Rows from a figure dataset
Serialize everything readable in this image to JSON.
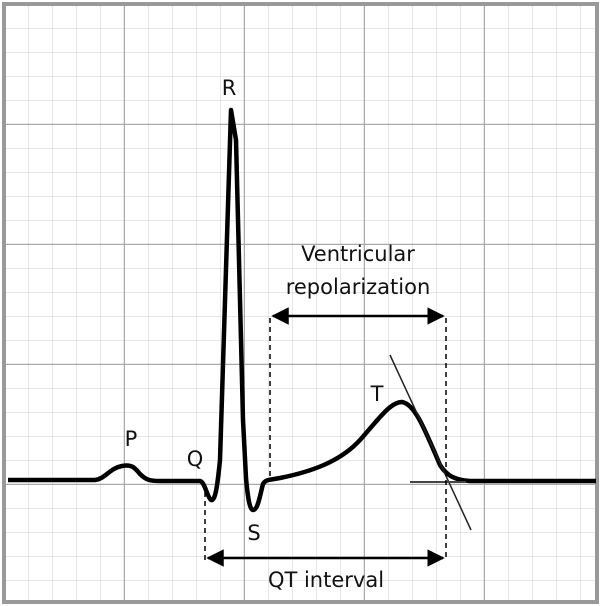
{
  "waves": {
    "p": "P",
    "q": "Q",
    "r": "R",
    "s": "S",
    "t": "T"
  },
  "annotations": {
    "repolarization": [
      "Ventricular",
      "repolarization"
    ],
    "qt": "QT interval"
  }
}
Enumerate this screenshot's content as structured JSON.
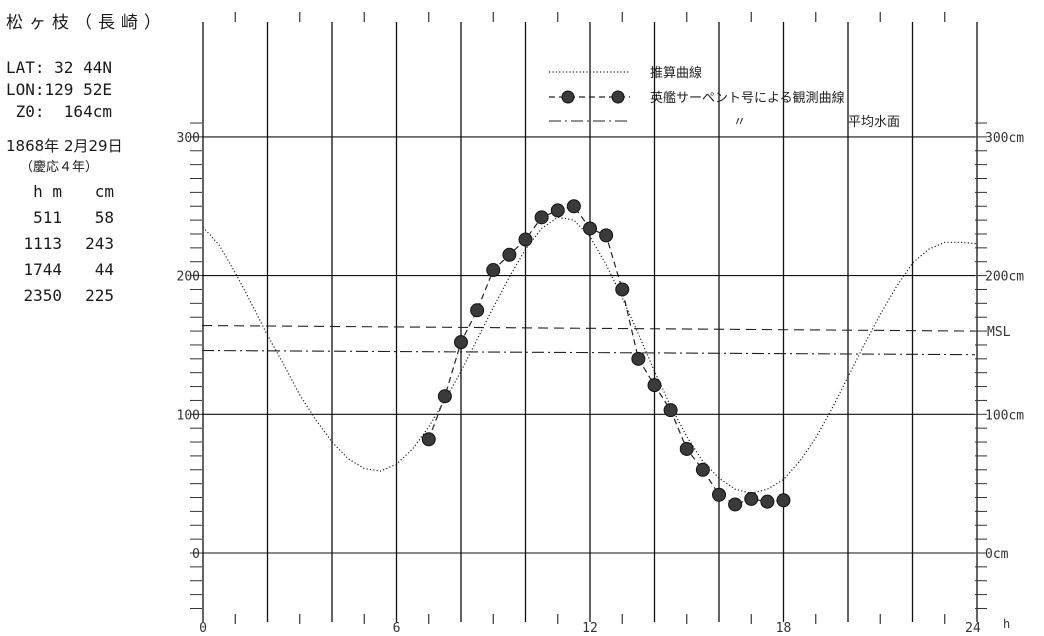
{
  "station": "松ヶ枝（長崎）",
  "position": {
    "lat": "LAT: 32 44N",
    "lon": "LON:129 52E",
    "z0": " Z0:  164cm"
  },
  "date": "1868年 2月29日",
  "era": "（慶応４年）",
  "tide_table": {
    "headers": [
      "h m",
      "cm"
    ],
    "rows": [
      [
        "511",
        "58"
      ],
      [
        "1113",
        "243"
      ],
      [
        "1744",
        "44"
      ],
      [
        "2350",
        "225"
      ]
    ]
  },
  "legend": {
    "items": [
      "推算曲線",
      "英艦サーペント号による観測曲線",
      "平均水面"
    ],
    "ditto": "〃"
  },
  "chart_data": {
    "type": "line",
    "x_unit": "h",
    "xlim": [
      0,
      24
    ],
    "ylim": [
      -50,
      310
    ],
    "x_ticks": [
      0,
      6,
      12,
      18,
      24
    ],
    "x_tick_labels": [
      "0",
      "6",
      "12",
      "18",
      "24"
    ],
    "y_ticks_left": [
      0,
      100,
      200,
      300
    ],
    "y_tick_labels_left": [
      "0",
      "100",
      "200",
      "300"
    ],
    "y_tick_labels_right": [
      "0cm",
      "100cm",
      "200cm",
      "300cm"
    ],
    "msl_label": "MSL",
    "grid": true,
    "series": [
      {
        "name": "推算曲線",
        "style": "dotted",
        "x": [
          0,
          0.5,
          1,
          1.5,
          2,
          2.5,
          3,
          3.5,
          4,
          4.5,
          5,
          5.5,
          6,
          6.5,
          7,
          7.5,
          8,
          8.5,
          9,
          9.5,
          10,
          10.5,
          11,
          11.5,
          12,
          12.5,
          13,
          13.5,
          14,
          14.5,
          15,
          15.5,
          16,
          16.5,
          17,
          17.5,
          18,
          18.5,
          19,
          19.5,
          20,
          20.5,
          21,
          21.5,
          22,
          22.5,
          23,
          23.5,
          24
        ],
        "values": [
          235,
          222,
          202,
          180,
          157,
          136,
          114,
          96,
          80,
          68,
          61,
          59,
          64,
          75,
          91,
          110,
          131,
          154,
          177,
          199,
          219,
          234,
          242,
          240,
          228,
          208,
          184,
          158,
          131,
          106,
          84,
          66,
          54,
          46,
          43,
          46,
          53,
          66,
          83,
          104,
          127,
          150,
          172,
          192,
          209,
          219,
          224,
          224,
          223
        ]
      },
      {
        "name": "英艦サーペント号による観測曲線",
        "style": "dashed-markers",
        "x": [
          7,
          7.5,
          8,
          8.5,
          9,
          9.5,
          10,
          10.5,
          11,
          11.5,
          12,
          12.5,
          13,
          13.5,
          14,
          14.5,
          15,
          15.5,
          16,
          16.5,
          17,
          17.5,
          18
        ],
        "values": [
          82,
          113,
          152,
          175,
          204,
          215,
          226,
          242,
          247,
          250,
          234,
          229,
          190,
          140,
          121,
          103,
          75,
          60,
          42,
          35,
          39,
          37,
          38
        ]
      },
      {
        "name": "",
        "style": "dashed",
        "x": [
          0,
          24
        ],
        "values": [
          164,
          160
        ]
      },
      {
        "name": "平均水面",
        "style": "dash-dot",
        "x": [
          0,
          24
        ],
        "values": [
          146,
          143
        ]
      }
    ]
  }
}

**WHAT YOU WILL DO**
Copy the data exactly. Any picture it contains is to be omitted.

**SOLVED EXERCISE**
Serialize everything readable in this image to JSON.
{
  "waves": {
    "p": "P",
    "q": "Q",
    "r": "R",
    "s": "S",
    "t": "T"
  },
  "annotations": {
    "repolarization": [
      "Ventricular",
      "repolarization"
    ],
    "qt": "QT interval"
  }
}
Enumerate this screenshot's content as structured JSON.
{
  "station": "松ヶ枝（長崎）",
  "position": {
    "lat": "LAT: 32 44N",
    "lon": "LON:129 52E",
    "z0": " Z0:  164cm"
  },
  "date": "1868年 2月29日",
  "era": "（慶応４年）",
  "tide_table": {
    "headers": [
      "h m",
      "cm"
    ],
    "rows": [
      [
        "511",
        "58"
      ],
      [
        "1113",
        "243"
      ],
      [
        "1744",
        "44"
      ],
      [
        "2350",
        "225"
      ]
    ]
  },
  "legend": {
    "items": [
      "推算曲線",
      "英艦サーペント号による観測曲線",
      "平均水面"
    ],
    "ditto": "〃"
  },
  "chart_data": {
    "type": "line",
    "x_unit": "h",
    "xlim": [
      0,
      24
    ],
    "ylim": [
      -50,
      310
    ],
    "x_ticks": [
      0,
      6,
      12,
      18,
      24
    ],
    "x_tick_labels": [
      "0",
      "6",
      "12",
      "18",
      "24"
    ],
    "y_ticks_left": [
      0,
      100,
      200,
      300
    ],
    "y_tick_labels_left": [
      "0",
      "100",
      "200",
      "300"
    ],
    "y_tick_labels_right": [
      "0cm",
      "100cm",
      "200cm",
      "300cm"
    ],
    "msl_label": "MSL",
    "grid": true,
    "series": [
      {
        "name": "推算曲線",
        "style": "dotted",
        "x": [
          0,
          0.5,
          1,
          1.5,
          2,
          2.5,
          3,
          3.5,
          4,
          4.5,
          5,
          5.5,
          6,
          6.5,
          7,
          7.5,
          8,
          8.5,
          9,
          9.5,
          10,
          10.5,
          11,
          11.5,
          12,
          12.5,
          13,
          13.5,
          14,
          14.5,
          15,
          15.5,
          16,
          16.5,
          17,
          17.5,
          18,
          18.5,
          19,
          19.5,
          20,
          20.5,
          21,
          21.5,
          22,
          22.5,
          23,
          23.5,
          24
        ],
        "values": [
          235,
          222,
          202,
          180,
          157,
          136,
          114,
          96,
          80,
          68,
          61,
          59,
          64,
          75,
          91,
          110,
          131,
          154,
          177,
          199,
          219,
          234,
          242,
          240,
          228,
          208,
          184,
          158,
          131,
          106,
          84,
          66,
          54,
          46,
          43,
          46,
          53,
          66,
          83,
          104,
          127,
          150,
          172,
          192,
          209,
          219,
          224,
          224,
          223
        ]
      },
      {
        "name": "英艦サーペント号による観測曲線",
        "style": "dashed-markers",
        "x": [
          7,
          7.5,
          8,
          8.5,
          9,
          9.5,
          10,
          10.5,
          11,
          11.5,
          12,
          12.5,
          13,
          13.5,
          14,
          14.5,
          15,
          15.5,
          16,
          16.5,
          17,
          17.5,
          18
        ],
        "values": [
          82,
          113,
          152,
          175,
          204,
          215,
          226,
          242,
          247,
          250,
          234,
          229,
          190,
          140,
          121,
          103,
          75,
          60,
          42,
          35,
          39,
          37,
          38
        ]
      },
      {
        "name": "",
        "style": "dashed",
        "x": [
          0,
          24
        ],
        "values": [
          164,
          160
        ]
      },
      {
        "name": "平均水面",
        "style": "dash-dot",
        "x": [
          0,
          24
        ],
        "values": [
          146,
          143
        ]
      }
    ]
  }
}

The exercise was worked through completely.